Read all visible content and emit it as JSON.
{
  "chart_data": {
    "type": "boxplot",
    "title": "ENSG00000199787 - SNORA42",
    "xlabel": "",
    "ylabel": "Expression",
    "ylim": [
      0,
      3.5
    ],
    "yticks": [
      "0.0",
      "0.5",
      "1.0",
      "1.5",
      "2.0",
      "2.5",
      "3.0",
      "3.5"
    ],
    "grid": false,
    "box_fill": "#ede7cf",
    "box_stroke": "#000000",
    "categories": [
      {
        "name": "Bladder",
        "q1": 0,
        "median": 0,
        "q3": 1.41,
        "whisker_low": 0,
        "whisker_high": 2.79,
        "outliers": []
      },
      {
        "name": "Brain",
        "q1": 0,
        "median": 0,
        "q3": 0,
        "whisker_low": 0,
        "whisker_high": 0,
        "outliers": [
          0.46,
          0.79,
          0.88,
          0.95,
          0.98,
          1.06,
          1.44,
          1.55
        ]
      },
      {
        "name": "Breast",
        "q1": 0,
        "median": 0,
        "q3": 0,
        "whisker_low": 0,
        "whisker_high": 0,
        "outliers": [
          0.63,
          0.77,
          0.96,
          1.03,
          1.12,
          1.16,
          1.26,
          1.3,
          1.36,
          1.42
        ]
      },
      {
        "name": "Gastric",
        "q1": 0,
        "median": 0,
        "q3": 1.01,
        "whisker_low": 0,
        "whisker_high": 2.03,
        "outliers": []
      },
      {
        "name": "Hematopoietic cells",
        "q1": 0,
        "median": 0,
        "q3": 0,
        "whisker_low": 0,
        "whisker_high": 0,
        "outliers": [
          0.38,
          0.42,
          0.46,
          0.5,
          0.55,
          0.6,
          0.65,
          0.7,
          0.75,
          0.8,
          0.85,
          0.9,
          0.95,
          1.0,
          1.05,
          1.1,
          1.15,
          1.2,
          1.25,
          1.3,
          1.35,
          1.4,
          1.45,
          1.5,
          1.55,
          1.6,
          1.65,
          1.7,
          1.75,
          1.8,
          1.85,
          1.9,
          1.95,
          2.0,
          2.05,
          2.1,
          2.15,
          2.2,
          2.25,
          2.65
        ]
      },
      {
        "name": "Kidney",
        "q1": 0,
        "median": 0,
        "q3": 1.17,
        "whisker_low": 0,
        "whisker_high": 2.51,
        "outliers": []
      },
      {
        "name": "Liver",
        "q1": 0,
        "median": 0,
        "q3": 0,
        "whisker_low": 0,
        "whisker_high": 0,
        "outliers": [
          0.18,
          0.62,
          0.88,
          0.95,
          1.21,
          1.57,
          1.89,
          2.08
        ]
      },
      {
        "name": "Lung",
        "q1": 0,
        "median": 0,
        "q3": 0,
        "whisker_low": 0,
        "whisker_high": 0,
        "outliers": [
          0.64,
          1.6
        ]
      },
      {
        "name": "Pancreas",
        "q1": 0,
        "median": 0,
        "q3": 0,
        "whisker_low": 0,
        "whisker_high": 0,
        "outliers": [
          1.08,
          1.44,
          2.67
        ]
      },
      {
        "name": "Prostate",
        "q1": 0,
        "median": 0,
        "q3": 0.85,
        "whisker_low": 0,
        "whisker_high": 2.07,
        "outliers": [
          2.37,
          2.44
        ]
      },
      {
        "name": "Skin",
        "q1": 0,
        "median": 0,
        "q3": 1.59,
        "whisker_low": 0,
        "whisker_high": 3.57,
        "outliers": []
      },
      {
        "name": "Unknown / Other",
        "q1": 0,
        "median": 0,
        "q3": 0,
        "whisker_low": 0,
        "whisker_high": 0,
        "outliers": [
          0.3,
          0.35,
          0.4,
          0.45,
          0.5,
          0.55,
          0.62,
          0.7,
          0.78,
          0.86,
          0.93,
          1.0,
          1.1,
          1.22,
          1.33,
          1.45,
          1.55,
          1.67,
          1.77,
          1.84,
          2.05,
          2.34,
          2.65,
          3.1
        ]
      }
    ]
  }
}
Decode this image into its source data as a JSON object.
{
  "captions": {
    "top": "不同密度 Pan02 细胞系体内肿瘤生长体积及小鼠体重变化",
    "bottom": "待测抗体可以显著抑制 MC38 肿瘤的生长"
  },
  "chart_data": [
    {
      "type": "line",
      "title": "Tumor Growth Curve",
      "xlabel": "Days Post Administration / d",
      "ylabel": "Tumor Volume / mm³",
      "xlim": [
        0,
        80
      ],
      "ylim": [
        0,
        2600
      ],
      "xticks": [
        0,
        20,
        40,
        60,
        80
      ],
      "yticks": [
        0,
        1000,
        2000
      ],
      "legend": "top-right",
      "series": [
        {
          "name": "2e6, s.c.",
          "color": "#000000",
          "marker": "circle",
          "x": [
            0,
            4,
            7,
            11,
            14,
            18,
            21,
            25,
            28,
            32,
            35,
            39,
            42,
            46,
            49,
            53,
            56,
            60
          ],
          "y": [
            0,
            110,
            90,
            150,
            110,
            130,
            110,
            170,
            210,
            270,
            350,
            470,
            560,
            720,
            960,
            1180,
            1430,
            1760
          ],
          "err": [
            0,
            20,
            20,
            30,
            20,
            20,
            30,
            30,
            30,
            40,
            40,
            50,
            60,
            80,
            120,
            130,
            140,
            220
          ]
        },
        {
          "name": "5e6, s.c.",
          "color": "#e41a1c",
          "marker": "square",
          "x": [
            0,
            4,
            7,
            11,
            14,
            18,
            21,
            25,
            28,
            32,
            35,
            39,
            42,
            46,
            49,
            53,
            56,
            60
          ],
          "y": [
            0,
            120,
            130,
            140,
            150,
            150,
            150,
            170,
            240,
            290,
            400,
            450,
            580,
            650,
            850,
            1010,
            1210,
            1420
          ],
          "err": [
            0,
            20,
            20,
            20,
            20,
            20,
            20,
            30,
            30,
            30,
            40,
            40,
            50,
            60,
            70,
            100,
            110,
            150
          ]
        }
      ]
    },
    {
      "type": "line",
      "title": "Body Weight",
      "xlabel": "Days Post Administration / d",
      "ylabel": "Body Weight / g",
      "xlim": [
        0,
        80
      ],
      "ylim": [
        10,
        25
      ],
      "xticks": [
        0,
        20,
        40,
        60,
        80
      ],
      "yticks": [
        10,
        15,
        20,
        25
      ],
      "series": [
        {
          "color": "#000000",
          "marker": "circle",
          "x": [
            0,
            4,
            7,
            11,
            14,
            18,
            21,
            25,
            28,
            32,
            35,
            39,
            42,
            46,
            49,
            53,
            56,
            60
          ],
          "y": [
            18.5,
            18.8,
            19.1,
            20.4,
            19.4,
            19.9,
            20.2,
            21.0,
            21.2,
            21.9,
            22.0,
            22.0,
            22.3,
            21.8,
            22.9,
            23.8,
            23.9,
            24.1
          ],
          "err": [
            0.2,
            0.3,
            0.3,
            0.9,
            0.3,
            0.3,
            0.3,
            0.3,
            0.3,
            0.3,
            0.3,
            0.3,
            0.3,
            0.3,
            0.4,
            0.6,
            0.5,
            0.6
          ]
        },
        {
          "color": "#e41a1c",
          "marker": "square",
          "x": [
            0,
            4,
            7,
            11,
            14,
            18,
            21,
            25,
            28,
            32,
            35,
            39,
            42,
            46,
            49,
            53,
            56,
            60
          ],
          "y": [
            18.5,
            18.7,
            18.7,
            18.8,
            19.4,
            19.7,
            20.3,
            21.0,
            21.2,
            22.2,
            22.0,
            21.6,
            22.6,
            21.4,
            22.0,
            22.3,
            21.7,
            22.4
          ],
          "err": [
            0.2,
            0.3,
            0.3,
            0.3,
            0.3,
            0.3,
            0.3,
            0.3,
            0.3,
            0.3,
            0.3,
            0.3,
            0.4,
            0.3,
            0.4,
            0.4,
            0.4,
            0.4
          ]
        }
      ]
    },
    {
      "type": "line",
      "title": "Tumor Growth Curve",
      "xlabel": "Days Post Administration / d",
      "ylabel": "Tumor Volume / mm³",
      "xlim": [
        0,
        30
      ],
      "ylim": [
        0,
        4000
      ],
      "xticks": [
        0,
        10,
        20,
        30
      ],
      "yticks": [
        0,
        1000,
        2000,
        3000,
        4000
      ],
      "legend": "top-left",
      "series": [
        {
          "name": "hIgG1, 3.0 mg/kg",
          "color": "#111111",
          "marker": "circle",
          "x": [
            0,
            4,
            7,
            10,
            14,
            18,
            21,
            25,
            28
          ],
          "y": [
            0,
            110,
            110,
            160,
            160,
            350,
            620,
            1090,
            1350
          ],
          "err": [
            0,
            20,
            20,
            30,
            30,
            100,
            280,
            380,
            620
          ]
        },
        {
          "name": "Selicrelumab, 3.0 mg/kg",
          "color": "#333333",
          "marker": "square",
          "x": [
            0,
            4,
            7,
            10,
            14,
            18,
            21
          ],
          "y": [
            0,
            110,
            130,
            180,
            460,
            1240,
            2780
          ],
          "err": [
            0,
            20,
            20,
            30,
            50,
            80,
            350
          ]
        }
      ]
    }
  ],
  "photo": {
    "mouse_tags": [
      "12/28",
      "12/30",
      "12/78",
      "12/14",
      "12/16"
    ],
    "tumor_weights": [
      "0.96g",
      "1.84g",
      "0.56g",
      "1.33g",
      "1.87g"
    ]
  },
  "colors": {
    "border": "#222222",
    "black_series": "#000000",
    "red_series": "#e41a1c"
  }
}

+-------+

(Task objective):
For the word "Body", count the lines of the listing that hold it, and reply with the count by itself.

(Written response):
2